Examine the material below. Gather every line in which the string "title" appears.

::::::::

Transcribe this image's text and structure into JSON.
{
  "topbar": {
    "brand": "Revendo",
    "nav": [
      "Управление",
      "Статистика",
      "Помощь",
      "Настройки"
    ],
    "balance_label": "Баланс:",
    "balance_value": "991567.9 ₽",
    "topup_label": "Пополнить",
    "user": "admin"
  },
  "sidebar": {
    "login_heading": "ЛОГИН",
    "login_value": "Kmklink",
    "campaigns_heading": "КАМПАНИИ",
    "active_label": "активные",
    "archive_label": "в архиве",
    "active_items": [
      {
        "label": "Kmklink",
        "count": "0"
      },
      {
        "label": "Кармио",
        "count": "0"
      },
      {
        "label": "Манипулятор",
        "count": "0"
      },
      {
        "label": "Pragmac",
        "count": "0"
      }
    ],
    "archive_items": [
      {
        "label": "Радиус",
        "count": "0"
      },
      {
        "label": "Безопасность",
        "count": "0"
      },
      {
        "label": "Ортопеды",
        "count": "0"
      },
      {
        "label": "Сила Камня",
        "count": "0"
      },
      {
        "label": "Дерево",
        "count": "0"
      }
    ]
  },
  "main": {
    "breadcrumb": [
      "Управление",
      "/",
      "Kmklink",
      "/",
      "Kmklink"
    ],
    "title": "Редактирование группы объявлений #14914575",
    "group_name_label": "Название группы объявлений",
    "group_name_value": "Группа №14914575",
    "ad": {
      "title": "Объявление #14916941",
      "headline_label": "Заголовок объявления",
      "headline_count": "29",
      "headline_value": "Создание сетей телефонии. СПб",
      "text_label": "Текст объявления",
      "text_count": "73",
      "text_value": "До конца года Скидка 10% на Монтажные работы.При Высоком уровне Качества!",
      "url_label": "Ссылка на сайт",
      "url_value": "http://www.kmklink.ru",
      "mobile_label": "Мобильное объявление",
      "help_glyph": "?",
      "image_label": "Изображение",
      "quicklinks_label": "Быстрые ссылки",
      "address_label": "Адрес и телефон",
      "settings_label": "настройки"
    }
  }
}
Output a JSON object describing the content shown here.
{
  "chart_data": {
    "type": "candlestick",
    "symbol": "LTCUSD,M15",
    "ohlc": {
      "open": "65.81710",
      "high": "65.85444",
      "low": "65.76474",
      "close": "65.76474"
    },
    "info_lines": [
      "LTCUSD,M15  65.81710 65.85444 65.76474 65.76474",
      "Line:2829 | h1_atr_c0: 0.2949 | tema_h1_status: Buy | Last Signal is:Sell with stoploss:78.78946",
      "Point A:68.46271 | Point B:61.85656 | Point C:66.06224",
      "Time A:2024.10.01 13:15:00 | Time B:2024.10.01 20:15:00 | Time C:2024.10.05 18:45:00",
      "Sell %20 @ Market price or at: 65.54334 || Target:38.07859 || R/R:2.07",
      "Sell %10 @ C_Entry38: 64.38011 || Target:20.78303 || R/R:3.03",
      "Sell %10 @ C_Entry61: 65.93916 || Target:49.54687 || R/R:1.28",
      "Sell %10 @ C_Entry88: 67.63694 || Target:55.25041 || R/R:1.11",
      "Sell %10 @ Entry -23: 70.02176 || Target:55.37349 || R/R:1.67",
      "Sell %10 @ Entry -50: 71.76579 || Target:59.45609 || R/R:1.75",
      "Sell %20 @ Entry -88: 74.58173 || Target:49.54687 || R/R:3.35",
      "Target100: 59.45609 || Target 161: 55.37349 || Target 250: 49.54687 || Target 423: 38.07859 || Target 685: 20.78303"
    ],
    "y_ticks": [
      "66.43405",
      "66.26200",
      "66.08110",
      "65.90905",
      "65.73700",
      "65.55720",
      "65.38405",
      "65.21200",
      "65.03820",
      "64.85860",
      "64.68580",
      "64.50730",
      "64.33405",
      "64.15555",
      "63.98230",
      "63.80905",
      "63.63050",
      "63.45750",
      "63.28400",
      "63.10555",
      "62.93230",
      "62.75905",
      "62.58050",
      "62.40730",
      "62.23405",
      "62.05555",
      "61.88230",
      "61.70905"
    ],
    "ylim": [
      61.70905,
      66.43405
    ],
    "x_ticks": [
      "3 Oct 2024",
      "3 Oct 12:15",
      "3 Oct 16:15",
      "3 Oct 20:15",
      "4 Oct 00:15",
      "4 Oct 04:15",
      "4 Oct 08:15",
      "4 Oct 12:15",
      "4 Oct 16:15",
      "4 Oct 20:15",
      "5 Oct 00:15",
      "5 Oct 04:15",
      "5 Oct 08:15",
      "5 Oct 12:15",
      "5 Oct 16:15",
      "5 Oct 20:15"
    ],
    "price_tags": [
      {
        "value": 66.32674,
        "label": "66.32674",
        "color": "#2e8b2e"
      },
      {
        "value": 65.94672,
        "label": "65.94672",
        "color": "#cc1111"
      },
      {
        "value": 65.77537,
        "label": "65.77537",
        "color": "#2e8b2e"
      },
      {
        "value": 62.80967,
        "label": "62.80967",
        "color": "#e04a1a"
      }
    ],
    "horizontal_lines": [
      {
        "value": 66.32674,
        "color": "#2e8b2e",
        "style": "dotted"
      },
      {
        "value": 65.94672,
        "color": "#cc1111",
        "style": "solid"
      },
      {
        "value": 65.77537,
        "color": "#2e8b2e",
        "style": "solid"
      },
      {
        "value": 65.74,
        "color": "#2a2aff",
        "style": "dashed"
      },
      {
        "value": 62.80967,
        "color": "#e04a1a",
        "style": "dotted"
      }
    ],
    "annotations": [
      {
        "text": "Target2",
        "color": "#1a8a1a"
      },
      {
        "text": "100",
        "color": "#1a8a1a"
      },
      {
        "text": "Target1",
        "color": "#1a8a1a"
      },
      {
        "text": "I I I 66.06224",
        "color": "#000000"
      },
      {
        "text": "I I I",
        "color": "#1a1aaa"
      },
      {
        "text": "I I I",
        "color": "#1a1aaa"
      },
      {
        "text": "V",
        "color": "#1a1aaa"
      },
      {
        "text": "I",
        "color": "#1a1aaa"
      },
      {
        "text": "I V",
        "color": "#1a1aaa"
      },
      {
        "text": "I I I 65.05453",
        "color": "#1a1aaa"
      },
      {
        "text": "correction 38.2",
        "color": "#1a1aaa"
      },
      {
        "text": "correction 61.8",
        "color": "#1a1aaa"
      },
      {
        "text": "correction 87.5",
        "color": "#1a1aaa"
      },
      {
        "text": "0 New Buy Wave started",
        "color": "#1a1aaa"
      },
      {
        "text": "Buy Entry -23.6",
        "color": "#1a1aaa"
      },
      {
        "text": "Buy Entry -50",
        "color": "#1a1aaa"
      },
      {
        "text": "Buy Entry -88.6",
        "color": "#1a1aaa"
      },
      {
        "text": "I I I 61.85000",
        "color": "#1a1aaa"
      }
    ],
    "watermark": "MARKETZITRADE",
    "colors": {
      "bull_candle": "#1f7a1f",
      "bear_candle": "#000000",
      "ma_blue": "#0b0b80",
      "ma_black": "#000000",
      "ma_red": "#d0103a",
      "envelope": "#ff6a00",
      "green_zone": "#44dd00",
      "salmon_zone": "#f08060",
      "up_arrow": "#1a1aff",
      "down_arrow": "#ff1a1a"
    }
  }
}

::::::::

▶ **SOLUTION TO THE PROBLEM**
    "title": "Редактирование группы объявлений #14914575",
      "title": "Объявление #14916941",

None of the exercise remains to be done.